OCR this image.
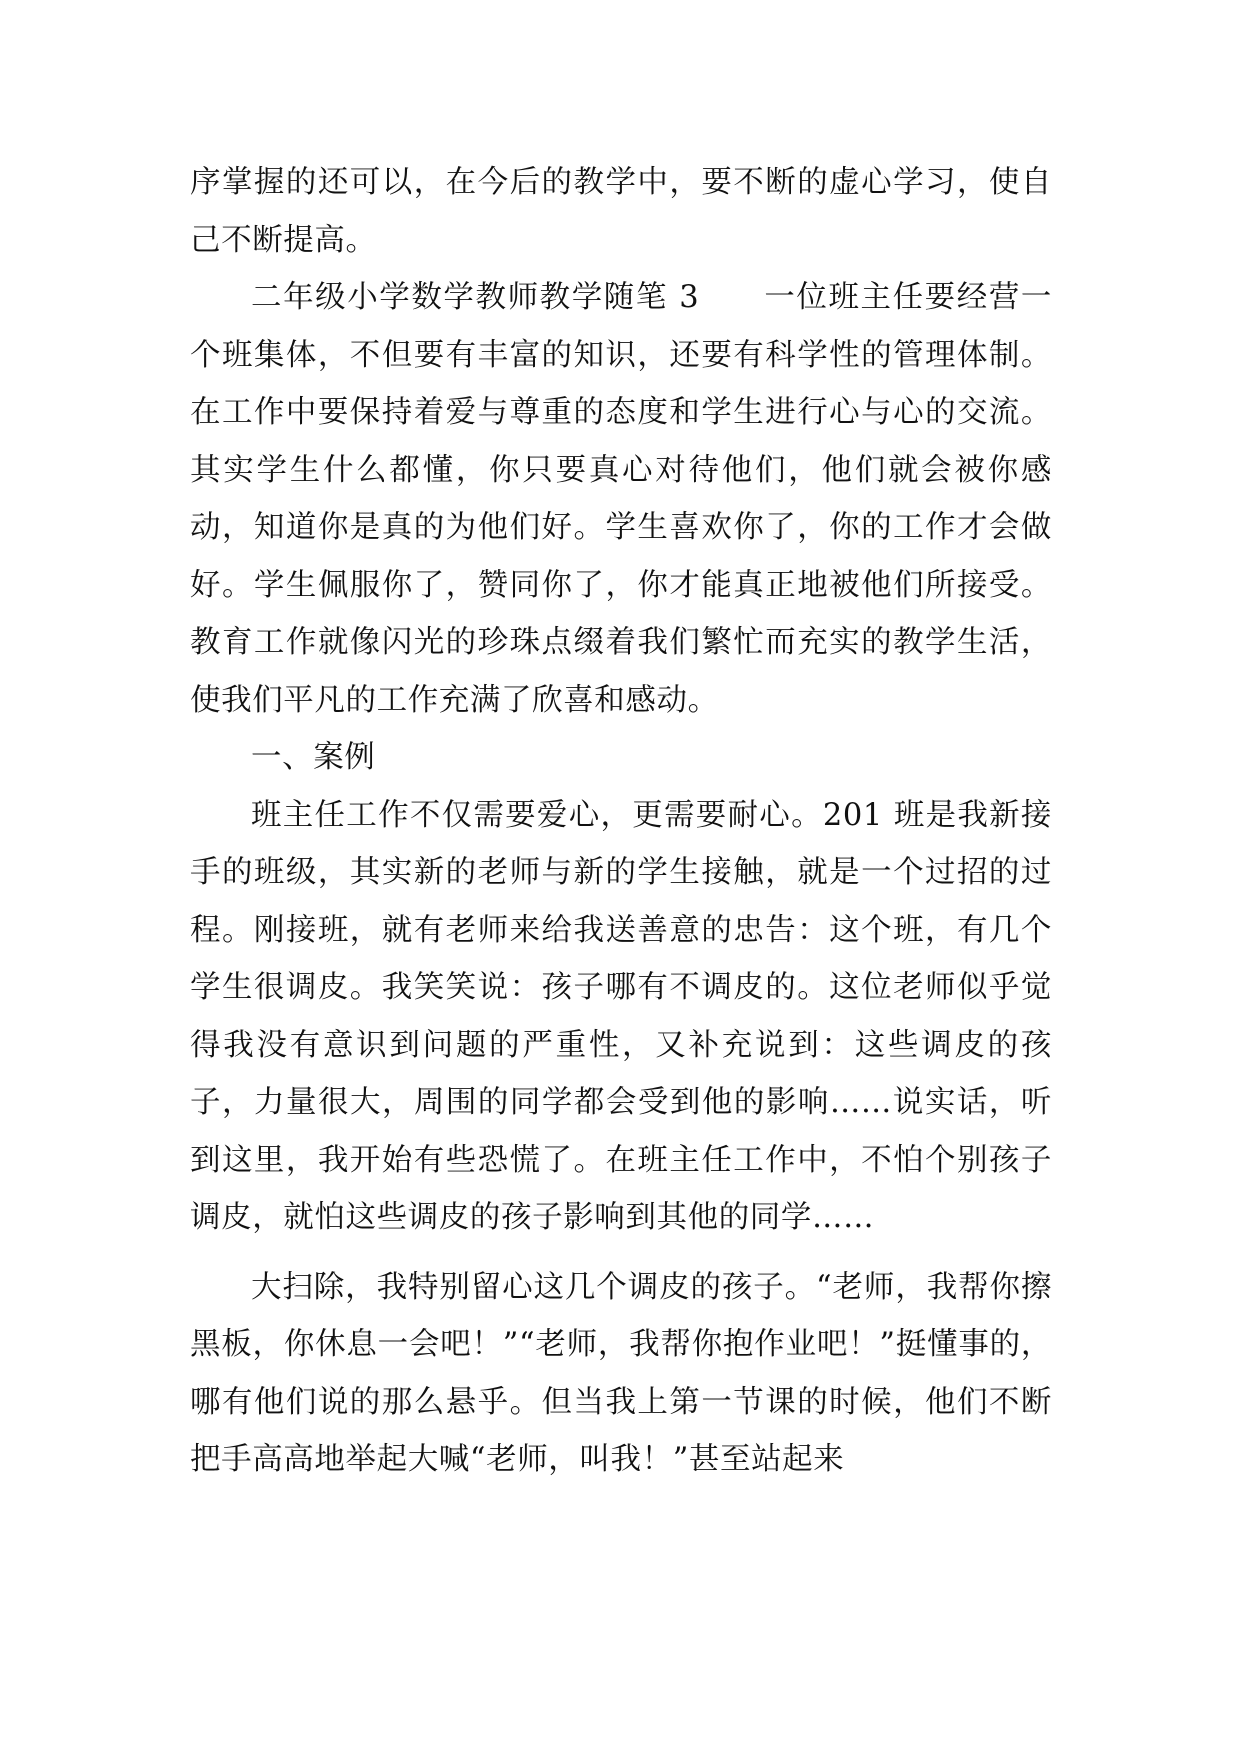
序掌握的还可以，在今后的教学中，要不断的虚心学习，使自己不断提高。

二年级小学数学教师教学随笔 3　　一位班主任要经营一个班集体，不但要有丰富的知识，还要有科学性的管理体制。在工作中要保持着爱与尊重的态度和学生进行心与心的交流。其实学生什么都懂，你只要真心对待他们，他们就会被你感动，知道你是真的为他们好。学生喜欢你了，你的工作才会做好。学生佩服你了，赞同你了，你才能真正地被他们所接受。教育工作就像闪光的珍珠点缀着我们繁忙而充实的教学生活，使我们平凡的工作充满了欣喜和感动。

一、案例

班主任工作不仅需要爱心，更需要耐心。201 班是我新接手的班级，其实新的老师与新的学生接触，就是一个过招的过程。刚接班，就有老师来给我送善意的忠告：这个班，有几个学生很调皮。我笑笑说：孩子哪有不调皮的。这位老师似乎觉得我没有意识到问题的严重性，又补充说到：这些调皮的孩子，力量很大，周围的同学都会受到他的影响……说实话，听到这里，我开始有些恐慌了。在班主任工作中，不怕个别孩子调皮，就怕这些调皮的孩子影响到其他的同学……

大扫除，我特别留心这几个调皮的孩子。“老师，我帮你擦黑板，你休息一会吧！”“老师，我帮你抱作业吧！”挺懂事的，哪有他们说的那么悬乎。但当我上第一节课的时候，他们不断把手高高地举起大喊“老师，叫我！”甚至站起来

------------------------

• [WORK REQUIRED]: Reproduce all of the data exactly; the pictures do not belong in the copy.

• [SOLUTION FOR THIS TASK]:
OCR this image.
序掌握的还可以，在今后的教学中，要不断的虚心学习，使自己不断提高。

二年级小学数学教师教学随笔 3　　一位班主任要经营一个班集体，不但要有丰富的知识，还要有科学性的管理体制。在工作中要保持着爱与尊重的态度和学生进行心与心的交流。其实学生什么都懂，你只要真心对待他们，他们就会被你感动，知道你是真的为他们好。学生喜欢你了，你的工作才会做好。学生佩服你了，赞同你了，你才能真正地被他们所接受。教育工作就像闪光的珍珠点缀着我们繁忙而充实的教学生活，使我们平凡的工作充满了欣喜和感动。

一、案例

班主任工作不仅需要爱心，更需要耐心。201 班是我新接手的班级，其实新的老师与新的学生接触，就是一个过招的过程。刚接班，就有老师来给我送善意的忠告：这个班，有几个学生很调皮。我笑笑说：孩子哪有不调皮的。这位老师似乎觉得我没有意识到问题的严重性，又补充说到：这些调皮的孩子，力量很大，周围的同学都会受到他的影响……说实话，听到这里，我开始有些恐慌了。在班主任工作中，不怕个别孩子调皮，就怕这些调皮的孩子影响到其他的同学……

大扫除，我特别留心这几个调皮的孩子。“老师，我帮你擦黑板，你休息一会吧！”“老师，我帮你抱作业吧！”挺懂事的，哪有他们说的那么悬乎。但当我上第一节课的时候，他们不断把手高高地举起大喊“老师，叫我！”甚至站起来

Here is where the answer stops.